Identify every line in the records below that contains the word "title", and reproduce each one.
---------- ROWS
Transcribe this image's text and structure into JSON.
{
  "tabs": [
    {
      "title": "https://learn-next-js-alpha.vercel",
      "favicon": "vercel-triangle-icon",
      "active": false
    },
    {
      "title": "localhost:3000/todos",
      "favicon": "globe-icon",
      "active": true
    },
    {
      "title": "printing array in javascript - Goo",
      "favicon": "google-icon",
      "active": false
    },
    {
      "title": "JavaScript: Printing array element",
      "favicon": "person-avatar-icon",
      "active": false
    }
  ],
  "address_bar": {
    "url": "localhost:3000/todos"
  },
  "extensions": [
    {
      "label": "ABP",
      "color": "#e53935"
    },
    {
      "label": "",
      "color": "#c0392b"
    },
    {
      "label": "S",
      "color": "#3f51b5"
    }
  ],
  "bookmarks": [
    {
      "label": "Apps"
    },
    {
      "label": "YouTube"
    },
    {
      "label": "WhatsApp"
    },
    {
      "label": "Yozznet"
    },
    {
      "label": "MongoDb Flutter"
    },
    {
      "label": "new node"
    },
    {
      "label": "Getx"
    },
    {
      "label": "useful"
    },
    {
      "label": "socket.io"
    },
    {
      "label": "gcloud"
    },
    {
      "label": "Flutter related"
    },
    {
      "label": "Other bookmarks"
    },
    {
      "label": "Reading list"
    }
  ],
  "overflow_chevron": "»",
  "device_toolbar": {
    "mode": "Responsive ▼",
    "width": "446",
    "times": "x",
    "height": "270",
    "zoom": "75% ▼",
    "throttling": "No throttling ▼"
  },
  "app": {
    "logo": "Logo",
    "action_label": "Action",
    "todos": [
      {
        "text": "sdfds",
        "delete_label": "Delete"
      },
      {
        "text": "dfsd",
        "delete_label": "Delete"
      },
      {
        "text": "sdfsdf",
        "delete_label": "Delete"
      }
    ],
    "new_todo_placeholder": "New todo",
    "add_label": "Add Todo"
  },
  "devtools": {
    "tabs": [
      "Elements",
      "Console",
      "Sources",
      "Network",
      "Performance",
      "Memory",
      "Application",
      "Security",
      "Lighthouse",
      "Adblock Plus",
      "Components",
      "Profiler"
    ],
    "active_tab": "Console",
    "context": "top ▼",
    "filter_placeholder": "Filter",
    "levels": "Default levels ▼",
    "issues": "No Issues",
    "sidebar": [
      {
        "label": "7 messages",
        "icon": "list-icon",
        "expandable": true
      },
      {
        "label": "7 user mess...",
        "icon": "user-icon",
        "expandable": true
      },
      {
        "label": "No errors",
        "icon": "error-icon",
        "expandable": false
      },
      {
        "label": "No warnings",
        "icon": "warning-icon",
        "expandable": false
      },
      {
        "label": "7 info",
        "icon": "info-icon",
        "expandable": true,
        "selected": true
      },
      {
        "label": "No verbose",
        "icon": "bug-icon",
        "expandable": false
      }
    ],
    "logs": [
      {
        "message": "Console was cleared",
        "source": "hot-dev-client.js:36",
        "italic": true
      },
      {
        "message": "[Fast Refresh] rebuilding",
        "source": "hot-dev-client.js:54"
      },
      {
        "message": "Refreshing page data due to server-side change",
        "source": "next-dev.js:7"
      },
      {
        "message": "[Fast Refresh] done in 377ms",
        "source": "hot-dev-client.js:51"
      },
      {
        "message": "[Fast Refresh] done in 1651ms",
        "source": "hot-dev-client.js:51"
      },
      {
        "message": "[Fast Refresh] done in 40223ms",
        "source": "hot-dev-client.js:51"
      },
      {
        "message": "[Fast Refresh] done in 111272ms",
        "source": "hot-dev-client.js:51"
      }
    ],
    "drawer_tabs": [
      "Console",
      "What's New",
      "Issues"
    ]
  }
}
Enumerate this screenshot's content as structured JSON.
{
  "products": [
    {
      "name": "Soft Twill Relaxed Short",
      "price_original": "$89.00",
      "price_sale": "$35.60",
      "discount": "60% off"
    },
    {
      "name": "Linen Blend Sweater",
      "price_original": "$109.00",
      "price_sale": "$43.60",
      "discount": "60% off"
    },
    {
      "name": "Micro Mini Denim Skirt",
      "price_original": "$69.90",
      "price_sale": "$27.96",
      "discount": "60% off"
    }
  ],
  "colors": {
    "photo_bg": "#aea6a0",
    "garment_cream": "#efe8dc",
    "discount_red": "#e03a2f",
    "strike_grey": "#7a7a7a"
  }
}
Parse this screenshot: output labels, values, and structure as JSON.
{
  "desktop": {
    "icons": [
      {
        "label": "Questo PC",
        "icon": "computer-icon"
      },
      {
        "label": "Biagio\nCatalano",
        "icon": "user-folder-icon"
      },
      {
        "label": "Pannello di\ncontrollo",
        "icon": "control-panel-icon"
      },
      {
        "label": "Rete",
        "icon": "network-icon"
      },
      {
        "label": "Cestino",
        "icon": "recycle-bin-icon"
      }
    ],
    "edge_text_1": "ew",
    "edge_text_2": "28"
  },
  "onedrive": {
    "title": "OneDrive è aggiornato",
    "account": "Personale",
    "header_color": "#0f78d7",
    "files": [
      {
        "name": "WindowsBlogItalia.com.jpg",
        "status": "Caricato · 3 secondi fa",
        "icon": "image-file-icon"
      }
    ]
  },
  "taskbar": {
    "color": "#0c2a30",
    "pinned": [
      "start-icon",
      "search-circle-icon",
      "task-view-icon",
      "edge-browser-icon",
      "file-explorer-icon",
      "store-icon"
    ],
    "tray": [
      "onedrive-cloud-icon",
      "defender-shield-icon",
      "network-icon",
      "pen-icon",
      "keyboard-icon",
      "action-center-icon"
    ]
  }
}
--------------------
ANSWER TO THE EXERCISE:
      "title": "https://learn-next-js-alpha.vercel",
      "title": "localhost:3000/todos",
      "title": "printing array in javascript - Goo",
      "title": "JavaScript: Printing array element",
    "title": "OneDrive è aggiornato",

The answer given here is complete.